■ **Collection entries**
>> begin
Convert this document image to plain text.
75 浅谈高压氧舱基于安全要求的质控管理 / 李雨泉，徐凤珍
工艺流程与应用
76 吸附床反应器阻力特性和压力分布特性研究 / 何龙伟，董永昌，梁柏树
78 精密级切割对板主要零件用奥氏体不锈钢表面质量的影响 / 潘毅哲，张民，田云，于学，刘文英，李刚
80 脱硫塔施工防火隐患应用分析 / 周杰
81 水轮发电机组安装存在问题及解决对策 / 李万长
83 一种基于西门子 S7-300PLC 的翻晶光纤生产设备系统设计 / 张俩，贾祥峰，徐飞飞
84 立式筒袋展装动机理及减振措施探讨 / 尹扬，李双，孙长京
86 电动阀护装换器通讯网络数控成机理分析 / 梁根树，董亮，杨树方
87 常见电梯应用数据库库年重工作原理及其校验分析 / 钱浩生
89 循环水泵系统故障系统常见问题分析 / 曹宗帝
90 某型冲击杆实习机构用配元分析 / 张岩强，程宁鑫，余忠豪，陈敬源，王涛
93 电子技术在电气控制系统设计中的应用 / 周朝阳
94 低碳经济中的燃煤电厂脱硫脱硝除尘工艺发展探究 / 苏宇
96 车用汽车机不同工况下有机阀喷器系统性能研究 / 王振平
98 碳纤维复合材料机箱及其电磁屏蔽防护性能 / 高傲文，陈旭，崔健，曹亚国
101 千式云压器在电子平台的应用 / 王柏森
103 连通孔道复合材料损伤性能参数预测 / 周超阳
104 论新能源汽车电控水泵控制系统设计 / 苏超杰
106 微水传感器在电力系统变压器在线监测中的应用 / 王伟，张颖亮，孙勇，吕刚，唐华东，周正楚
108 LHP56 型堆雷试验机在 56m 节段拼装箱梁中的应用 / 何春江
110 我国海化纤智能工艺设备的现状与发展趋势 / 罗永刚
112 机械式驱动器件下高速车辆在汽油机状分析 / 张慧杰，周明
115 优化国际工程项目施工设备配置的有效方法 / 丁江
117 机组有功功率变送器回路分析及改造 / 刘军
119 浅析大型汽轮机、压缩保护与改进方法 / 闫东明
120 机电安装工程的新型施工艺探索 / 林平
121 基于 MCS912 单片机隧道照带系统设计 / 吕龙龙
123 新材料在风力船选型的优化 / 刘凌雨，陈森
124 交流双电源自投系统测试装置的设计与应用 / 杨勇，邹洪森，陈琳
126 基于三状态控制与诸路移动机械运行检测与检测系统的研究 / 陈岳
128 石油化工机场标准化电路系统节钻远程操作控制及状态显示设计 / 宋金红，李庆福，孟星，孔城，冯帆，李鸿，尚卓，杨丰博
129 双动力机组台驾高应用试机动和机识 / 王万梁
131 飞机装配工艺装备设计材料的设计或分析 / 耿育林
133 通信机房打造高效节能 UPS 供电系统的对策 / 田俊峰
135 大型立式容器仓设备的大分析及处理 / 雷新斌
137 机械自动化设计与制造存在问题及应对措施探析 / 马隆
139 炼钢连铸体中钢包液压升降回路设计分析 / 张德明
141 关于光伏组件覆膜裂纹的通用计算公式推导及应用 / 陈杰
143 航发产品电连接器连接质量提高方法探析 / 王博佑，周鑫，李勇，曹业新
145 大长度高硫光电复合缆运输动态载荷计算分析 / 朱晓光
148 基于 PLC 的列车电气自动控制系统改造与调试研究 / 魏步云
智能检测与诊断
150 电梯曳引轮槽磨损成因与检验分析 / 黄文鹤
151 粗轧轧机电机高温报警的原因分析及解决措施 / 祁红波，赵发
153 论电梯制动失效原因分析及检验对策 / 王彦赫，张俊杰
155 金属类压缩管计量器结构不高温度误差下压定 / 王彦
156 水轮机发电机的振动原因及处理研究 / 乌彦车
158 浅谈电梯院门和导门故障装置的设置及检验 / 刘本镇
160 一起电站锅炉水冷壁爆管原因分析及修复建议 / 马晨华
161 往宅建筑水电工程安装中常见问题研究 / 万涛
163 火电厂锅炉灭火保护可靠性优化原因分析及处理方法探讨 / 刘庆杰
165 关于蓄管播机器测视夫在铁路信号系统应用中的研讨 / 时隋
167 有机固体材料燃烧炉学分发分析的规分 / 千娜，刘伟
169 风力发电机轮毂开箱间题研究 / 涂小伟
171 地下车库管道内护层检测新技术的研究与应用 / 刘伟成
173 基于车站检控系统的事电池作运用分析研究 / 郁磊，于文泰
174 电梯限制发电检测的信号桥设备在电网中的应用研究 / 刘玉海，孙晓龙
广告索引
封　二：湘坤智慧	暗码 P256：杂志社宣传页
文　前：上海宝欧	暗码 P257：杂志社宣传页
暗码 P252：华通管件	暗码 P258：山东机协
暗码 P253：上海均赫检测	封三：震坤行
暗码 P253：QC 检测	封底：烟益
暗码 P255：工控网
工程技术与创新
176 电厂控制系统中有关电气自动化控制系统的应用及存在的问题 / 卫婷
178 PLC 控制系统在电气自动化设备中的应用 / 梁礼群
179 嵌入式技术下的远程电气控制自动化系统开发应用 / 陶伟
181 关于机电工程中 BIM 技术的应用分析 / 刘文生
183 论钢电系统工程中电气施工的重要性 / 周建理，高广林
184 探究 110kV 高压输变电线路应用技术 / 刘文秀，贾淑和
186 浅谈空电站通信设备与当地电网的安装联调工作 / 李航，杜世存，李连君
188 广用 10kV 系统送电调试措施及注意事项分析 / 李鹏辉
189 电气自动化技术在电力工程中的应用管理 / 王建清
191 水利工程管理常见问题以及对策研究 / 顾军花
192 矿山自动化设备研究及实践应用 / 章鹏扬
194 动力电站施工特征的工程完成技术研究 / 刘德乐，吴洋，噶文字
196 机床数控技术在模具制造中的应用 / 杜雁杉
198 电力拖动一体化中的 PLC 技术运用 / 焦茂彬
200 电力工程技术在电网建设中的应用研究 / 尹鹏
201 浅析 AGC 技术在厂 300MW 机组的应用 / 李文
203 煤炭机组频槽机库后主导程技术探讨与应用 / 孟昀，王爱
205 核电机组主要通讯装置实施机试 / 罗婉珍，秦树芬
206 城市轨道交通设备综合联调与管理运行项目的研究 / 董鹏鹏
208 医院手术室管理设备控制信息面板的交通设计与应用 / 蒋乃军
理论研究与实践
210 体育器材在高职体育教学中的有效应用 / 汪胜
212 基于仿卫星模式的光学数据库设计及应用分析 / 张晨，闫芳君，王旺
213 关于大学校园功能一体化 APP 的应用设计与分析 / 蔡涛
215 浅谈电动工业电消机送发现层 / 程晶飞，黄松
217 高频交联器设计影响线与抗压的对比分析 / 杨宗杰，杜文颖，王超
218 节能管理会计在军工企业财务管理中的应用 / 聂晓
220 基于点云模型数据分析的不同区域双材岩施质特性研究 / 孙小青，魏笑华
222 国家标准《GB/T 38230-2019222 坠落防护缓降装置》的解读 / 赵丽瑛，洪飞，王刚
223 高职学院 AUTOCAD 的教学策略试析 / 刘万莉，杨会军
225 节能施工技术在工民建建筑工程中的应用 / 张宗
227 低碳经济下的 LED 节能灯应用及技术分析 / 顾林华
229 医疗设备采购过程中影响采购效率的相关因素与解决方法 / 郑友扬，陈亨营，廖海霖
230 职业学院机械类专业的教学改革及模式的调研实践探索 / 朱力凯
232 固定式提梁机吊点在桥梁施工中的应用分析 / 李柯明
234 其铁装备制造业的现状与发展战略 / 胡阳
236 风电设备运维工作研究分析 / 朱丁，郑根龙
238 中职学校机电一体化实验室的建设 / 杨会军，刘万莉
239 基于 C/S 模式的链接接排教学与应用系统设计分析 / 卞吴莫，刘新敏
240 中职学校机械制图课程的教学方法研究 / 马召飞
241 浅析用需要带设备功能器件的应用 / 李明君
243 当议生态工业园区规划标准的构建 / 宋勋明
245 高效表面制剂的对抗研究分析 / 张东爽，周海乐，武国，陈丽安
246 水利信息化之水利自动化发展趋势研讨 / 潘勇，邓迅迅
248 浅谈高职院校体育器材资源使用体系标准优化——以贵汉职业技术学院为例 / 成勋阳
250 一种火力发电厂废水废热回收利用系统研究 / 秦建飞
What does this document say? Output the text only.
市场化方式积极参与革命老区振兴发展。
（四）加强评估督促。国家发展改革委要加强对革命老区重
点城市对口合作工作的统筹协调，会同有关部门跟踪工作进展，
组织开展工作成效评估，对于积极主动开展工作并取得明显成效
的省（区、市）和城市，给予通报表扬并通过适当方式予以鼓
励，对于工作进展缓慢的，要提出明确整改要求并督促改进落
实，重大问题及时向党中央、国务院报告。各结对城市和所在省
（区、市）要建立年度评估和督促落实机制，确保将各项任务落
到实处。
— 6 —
>> end
■ **THE EXERCISE**
Each line in the data that holds the string "this" should be found and copied.

■ **FULL RESPONSE**
Convert this document image to plain text.
What does this document say? Output the text only.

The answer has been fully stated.